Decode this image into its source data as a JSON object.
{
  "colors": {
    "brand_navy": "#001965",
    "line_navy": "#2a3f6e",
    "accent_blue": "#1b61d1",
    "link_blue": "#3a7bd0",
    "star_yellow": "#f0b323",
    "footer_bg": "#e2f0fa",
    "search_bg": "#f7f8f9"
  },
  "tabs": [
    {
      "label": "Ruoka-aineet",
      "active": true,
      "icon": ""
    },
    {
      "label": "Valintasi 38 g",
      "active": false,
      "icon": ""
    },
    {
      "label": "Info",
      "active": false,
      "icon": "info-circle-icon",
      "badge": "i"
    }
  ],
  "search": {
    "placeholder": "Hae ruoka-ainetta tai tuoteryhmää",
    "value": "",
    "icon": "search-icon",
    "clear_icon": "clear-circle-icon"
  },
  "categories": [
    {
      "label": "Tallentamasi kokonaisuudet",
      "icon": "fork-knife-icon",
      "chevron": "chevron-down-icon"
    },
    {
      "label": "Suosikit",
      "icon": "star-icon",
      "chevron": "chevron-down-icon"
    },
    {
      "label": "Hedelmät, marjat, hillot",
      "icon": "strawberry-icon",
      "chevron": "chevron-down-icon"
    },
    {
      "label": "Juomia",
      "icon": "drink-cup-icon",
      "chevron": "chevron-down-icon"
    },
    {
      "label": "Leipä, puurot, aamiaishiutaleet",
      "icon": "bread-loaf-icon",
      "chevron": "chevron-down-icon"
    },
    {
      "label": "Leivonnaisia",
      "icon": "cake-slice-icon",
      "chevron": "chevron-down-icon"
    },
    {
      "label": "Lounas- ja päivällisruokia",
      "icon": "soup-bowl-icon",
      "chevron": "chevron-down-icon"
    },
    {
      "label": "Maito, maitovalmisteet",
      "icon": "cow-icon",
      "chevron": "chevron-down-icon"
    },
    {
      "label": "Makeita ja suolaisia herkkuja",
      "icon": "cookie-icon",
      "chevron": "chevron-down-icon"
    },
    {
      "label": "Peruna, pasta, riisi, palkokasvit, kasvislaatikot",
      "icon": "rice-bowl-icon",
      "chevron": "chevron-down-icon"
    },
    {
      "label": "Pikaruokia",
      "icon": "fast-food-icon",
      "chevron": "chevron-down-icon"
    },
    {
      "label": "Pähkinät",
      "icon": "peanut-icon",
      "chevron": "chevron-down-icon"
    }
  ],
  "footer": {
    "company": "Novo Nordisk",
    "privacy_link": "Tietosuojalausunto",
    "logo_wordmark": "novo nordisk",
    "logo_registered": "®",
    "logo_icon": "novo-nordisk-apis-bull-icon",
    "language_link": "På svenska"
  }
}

== Task details ==
Print out the whole listing exactly as it appears.

== Final result ==
Decode this image into its source data as a JSON object.
{
  "colors": {
    "brand_navy": "#001965",
    "line_navy": "#2a3f6e",
    "accent_blue": "#1b61d1",
    "link_blue": "#3a7bd0",
    "star_yellow": "#f0b323",
    "footer_bg": "#e2f0fa",
    "search_bg": "#f7f8f9"
  },
  "tabs": [
    {
      "label": "Ruoka-aineet",
      "active": true,
      "icon": ""
    },
    {
      "label": "Valintasi 38 g",
      "active": false,
      "icon": ""
    },
    {
      "label": "Info",
      "active": false,
      "icon": "info-circle-icon",
      "badge": "i"
    }
  ],
  "search": {
    "placeholder": "Hae ruoka-ainetta tai tuoteryhmää",
    "value": "",
    "icon": "search-icon",
    "clear_icon": "clear-circle-icon"
  },
  "categories": [
    {
      "label": "Tallentamasi kokonaisuudet",
      "icon": "fork-knife-icon",
      "chevron": "chevron-down-icon"
    },
    {
      "label": "Suosikit",
      "icon": "star-icon",
      "chevron": "chevron-down-icon"
    },
    {
      "label": "Hedelmät, marjat, hillot",
      "icon": "strawberry-icon",
      "chevron": "chevron-down-icon"
    },
    {
      "label": "Juomia",
      "icon": "drink-cup-icon",
      "chevron": "chevron-down-icon"
    },
    {
      "label": "Leipä, puurot, aamiaishiutaleet",
      "icon": "bread-loaf-icon",
      "chevron": "chevron-down-icon"
    },
    {
      "label": "Leivonnaisia",
      "icon": "cake-slice-icon",
      "chevron": "chevron-down-icon"
    },
    {
      "label": "Lounas- ja päivällisruokia",
      "icon": "soup-bowl-icon",
      "chevron": "chevron-down-icon"
    },
    {
      "label": "Maito, maitovalmisteet",
      "icon": "cow-icon",
      "chevron": "chevron-down-icon"
    },
    {
      "label": "Makeita ja suolaisia herkkuja",
      "icon": "cookie-icon",
      "chevron": "chevron-down-icon"
    },
    {
      "label": "Peruna, pasta, riisi, palkokasvit, kasvislaatikot",
      "icon": "rice-bowl-icon",
      "chevron": "chevron-down-icon"
    },
    {
      "label": "Pikaruokia",
      "icon": "fast-food-icon",
      "chevron": "chevron-down-icon"
    },
    {
      "label": "Pähkinät",
      "icon": "peanut-icon",
      "chevron": "chevron-down-icon"
    }
  ],
  "footer": {
    "company": "Novo Nordisk",
    "privacy_link": "Tietosuojalausunto",
    "logo_wordmark": "novo nordisk",
    "logo_registered": "®",
    "logo_icon": "novo-nordisk-apis-bull-icon",
    "language_link": "På svenska"
  }
}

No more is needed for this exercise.